─── Items

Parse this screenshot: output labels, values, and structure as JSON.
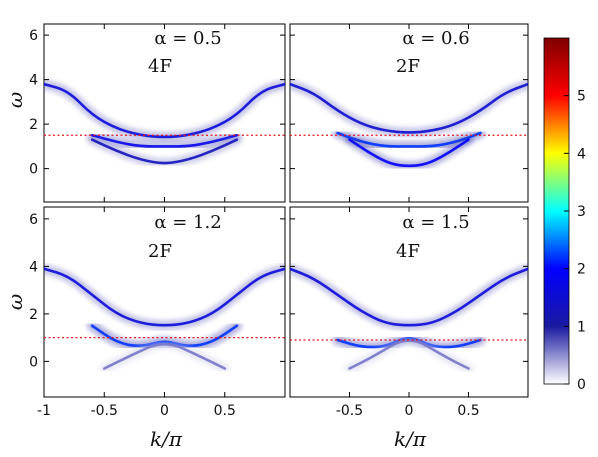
{
  "chart_data": {
    "type": "heatmap",
    "xlabel": "k/π",
    "ylabel": "ω",
    "xlim": [
      -1,
      1
    ],
    "ylim": [
      -1.5,
      6.5
    ],
    "xticks": [
      "-1",
      "-0.5",
      "0",
      "0.5",
      "1"
    ],
    "yticks": [
      "6",
      "4",
      "2",
      "0"
    ],
    "colorbar": {
      "range": [
        0,
        6
      ],
      "ticks": [
        "5",
        "4",
        "3",
        "2",
        "1",
        "0"
      ],
      "colormap": [
        "#ffffff",
        "#1a1aa0",
        "#0000ff",
        "#00ffff",
        "#ffff00",
        "#ff0000",
        "#800000"
      ]
    },
    "panels": [
      {
        "alpha_label": "α = 0.5",
        "phase_label": "4F",
        "fermi_level": 1.5,
        "bands": [
          {
            "x": [
              -1,
              -0.8,
              -0.6,
              -0.4,
              -0.2,
              0,
              0.2,
              0.4,
              0.6,
              0.8,
              1
            ],
            "y": [
              3.8,
              3.5,
              2.4,
              1.8,
              1.5,
              1.4,
              1.5,
              1.8,
              2.4,
              3.5,
              3.8
            ],
            "intensity": 1.6
          },
          {
            "x": [
              -0.6,
              -0.4,
              -0.2,
              0,
              0.2,
              0.4,
              0.6
            ],
            "y": [
              1.5,
              1.2,
              1.0,
              1.0,
              1.0,
              1.2,
              1.5
            ],
            "intensity": 1.8
          },
          {
            "x": [
              -0.6,
              -0.4,
              -0.2,
              0,
              0.2,
              0.4,
              0.6
            ],
            "y": [
              1.3,
              0.8,
              0.4,
              0.2,
              0.4,
              0.8,
              1.3
            ],
            "intensity": 1.3
          }
        ]
      },
      {
        "alpha_label": "α = 0.6",
        "phase_label": "2F",
        "fermi_level": 1.5,
        "bands": [
          {
            "x": [
              -1,
              -0.8,
              -0.6,
              -0.4,
              -0.2,
              0,
              0.2,
              0.4,
              0.6,
              0.8,
              1
            ],
            "y": [
              3.8,
              3.4,
              2.6,
              2.0,
              1.7,
              1.6,
              1.7,
              2.0,
              2.6,
              3.4,
              3.8
            ],
            "intensity": 1.5
          },
          {
            "x": [
              -0.6,
              -0.4,
              -0.2,
              0,
              0.2,
              0.4,
              0.6
            ],
            "y": [
              1.6,
              1.2,
              1.0,
              1.0,
              1.0,
              1.2,
              1.6
            ],
            "intensity": 2.2
          },
          {
            "x": [
              -0.5,
              -0.3,
              -0.15,
              0,
              0.15,
              0.3,
              0.5
            ],
            "y": [
              1.3,
              0.6,
              0.2,
              0.1,
              0.2,
              0.6,
              1.3
            ],
            "intensity": 2.0
          }
        ]
      },
      {
        "alpha_label": "α = 1.2",
        "phase_label": "2F",
        "fermi_level": 1.0,
        "bands": [
          {
            "x": [
              -1,
              -0.8,
              -0.6,
              -0.4,
              -0.2,
              0,
              0.2,
              0.4,
              0.6,
              0.8,
              1
            ],
            "y": [
              3.9,
              3.6,
              2.8,
              2.0,
              1.6,
              1.5,
              1.6,
              2.0,
              2.8,
              3.6,
              3.9
            ],
            "intensity": 1.6
          },
          {
            "x": [
              -0.6,
              -0.4,
              -0.2,
              0,
              0.2,
              0.4,
              0.6
            ],
            "y": [
              1.5,
              0.8,
              0.6,
              0.9,
              0.6,
              0.8,
              1.5
            ],
            "intensity": 2.2
          },
          {
            "x": [
              -0.5,
              -0.3,
              0,
              0.3,
              0.5
            ],
            "y": [
              -0.3,
              0.2,
              0.9,
              0.2,
              -0.3
            ],
            "intensity": 0.6
          }
        ]
      },
      {
        "alpha_label": "α = 1.5",
        "phase_label": "4F",
        "fermi_level": 0.9,
        "bands": [
          {
            "x": [
              -1,
              -0.8,
              -0.6,
              -0.4,
              -0.2,
              0,
              0.2,
              0.4,
              0.6,
              0.8,
              1
            ],
            "y": [
              3.9,
              3.5,
              2.8,
              2.1,
              1.6,
              1.5,
              1.6,
              2.1,
              2.8,
              3.5,
              3.9
            ],
            "intensity": 1.6
          },
          {
            "x": [
              -0.6,
              -0.4,
              -0.2,
              0,
              0.2,
              0.4,
              0.6
            ],
            "y": [
              0.9,
              0.6,
              0.6,
              1.1,
              0.6,
              0.6,
              0.9
            ],
            "intensity": 2.2
          },
          {
            "x": [
              -0.5,
              -0.3,
              0,
              0.3,
              0.5
            ],
            "y": [
              -0.3,
              0.2,
              1.1,
              0.2,
              -0.3
            ],
            "intensity": 0.6
          }
        ]
      }
    ]
  }
}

──────

Your goal ->
Write the entries above out in full, exactly, with no images.

Expected answer ->
Parse this screenshot: output labels, values, and structure as JSON.
{
  "chart_data": {
    "type": "heatmap",
    "xlabel": "k/π",
    "ylabel": "ω",
    "xlim": [
      -1,
      1
    ],
    "ylim": [
      -1.5,
      6.5
    ],
    "xticks": [
      "-1",
      "-0.5",
      "0",
      "0.5",
      "1"
    ],
    "yticks": [
      "6",
      "4",
      "2",
      "0"
    ],
    "colorbar": {
      "range": [
        0,
        6
      ],
      "ticks": [
        "5",
        "4",
        "3",
        "2",
        "1",
        "0"
      ],
      "colormap": [
        "#ffffff",
        "#1a1aa0",
        "#0000ff",
        "#00ffff",
        "#ffff00",
        "#ff0000",
        "#800000"
      ]
    },
    "panels": [
      {
        "alpha_label": "α = 0.5",
        "phase_label": "4F",
        "fermi_level": 1.5,
        "bands": [
          {
            "x": [
              -1,
              -0.8,
              -0.6,
              -0.4,
              -0.2,
              0,
              0.2,
              0.4,
              0.6,
              0.8,
              1
            ],
            "y": [
              3.8,
              3.5,
              2.4,
              1.8,
              1.5,
              1.4,
              1.5,
              1.8,
              2.4,
              3.5,
              3.8
            ],
            "intensity": 1.6
          },
          {
            "x": [
              -0.6,
              -0.4,
              -0.2,
              0,
              0.2,
              0.4,
              0.6
            ],
            "y": [
              1.5,
              1.2,
              1.0,
              1.0,
              1.0,
              1.2,
              1.5
            ],
            "intensity": 1.8
          },
          {
            "x": [
              -0.6,
              -0.4,
              -0.2,
              0,
              0.2,
              0.4,
              0.6
            ],
            "y": [
              1.3,
              0.8,
              0.4,
              0.2,
              0.4,
              0.8,
              1.3
            ],
            "intensity": 1.3
          }
        ]
      },
      {
        "alpha_label": "α = 0.6",
        "phase_label": "2F",
        "fermi_level": 1.5,
        "bands": [
          {
            "x": [
              -1,
              -0.8,
              -0.6,
              -0.4,
              -0.2,
              0,
              0.2,
              0.4,
              0.6,
              0.8,
              1
            ],
            "y": [
              3.8,
              3.4,
              2.6,
              2.0,
              1.7,
              1.6,
              1.7,
              2.0,
              2.6,
              3.4,
              3.8
            ],
            "intensity": 1.5
          },
          {
            "x": [
              -0.6,
              -0.4,
              -0.2,
              0,
              0.2,
              0.4,
              0.6
            ],
            "y": [
              1.6,
              1.2,
              1.0,
              1.0,
              1.0,
              1.2,
              1.6
            ],
            "intensity": 2.2
          },
          {
            "x": [
              -0.5,
              -0.3,
              -0.15,
              0,
              0.15,
              0.3,
              0.5
            ],
            "y": [
              1.3,
              0.6,
              0.2,
              0.1,
              0.2,
              0.6,
              1.3
            ],
            "intensity": 2.0
          }
        ]
      },
      {
        "alpha_label": "α = 1.2",
        "phase_label": "2F",
        "fermi_level": 1.0,
        "bands": [
          {
            "x": [
              -1,
              -0.8,
              -0.6,
              -0.4,
              -0.2,
              0,
              0.2,
              0.4,
              0.6,
              0.8,
              1
            ],
            "y": [
              3.9,
              3.6,
              2.8,
              2.0,
              1.6,
              1.5,
              1.6,
              2.0,
              2.8,
              3.6,
              3.9
            ],
            "intensity": 1.6
          },
          {
            "x": [
              -0.6,
              -0.4,
              -0.2,
              0,
              0.2,
              0.4,
              0.6
            ],
            "y": [
              1.5,
              0.8,
              0.6,
              0.9,
              0.6,
              0.8,
              1.5
            ],
            "intensity": 2.2
          },
          {
            "x": [
              -0.5,
              -0.3,
              0,
              0.3,
              0.5
            ],
            "y": [
              -0.3,
              0.2,
              0.9,
              0.2,
              -0.3
            ],
            "intensity": 0.6
          }
        ]
      },
      {
        "alpha_label": "α = 1.5",
        "phase_label": "4F",
        "fermi_level": 0.9,
        "bands": [
          {
            "x": [
              -1,
              -0.8,
              -0.6,
              -0.4,
              -0.2,
              0,
              0.2,
              0.4,
              0.6,
              0.8,
              1
            ],
            "y": [
              3.9,
              3.5,
              2.8,
              2.1,
              1.6,
              1.5,
              1.6,
              2.1,
              2.8,
              3.5,
              3.9
            ],
            "intensity": 1.6
          },
          {
            "x": [
              -0.6,
              -0.4,
              -0.2,
              0,
              0.2,
              0.4,
              0.6
            ],
            "y": [
              0.9,
              0.6,
              0.6,
              1.1,
              0.6,
              0.6,
              0.9
            ],
            "intensity": 2.2
          },
          {
            "x": [
              -0.5,
              -0.3,
              0,
              0.3,
              0.5
            ],
            "y": [
              -0.3,
              0.2,
              1.1,
              0.2,
              -0.3
            ],
            "intensity": 0.6
          }
        ]
      }
    ]
  }
}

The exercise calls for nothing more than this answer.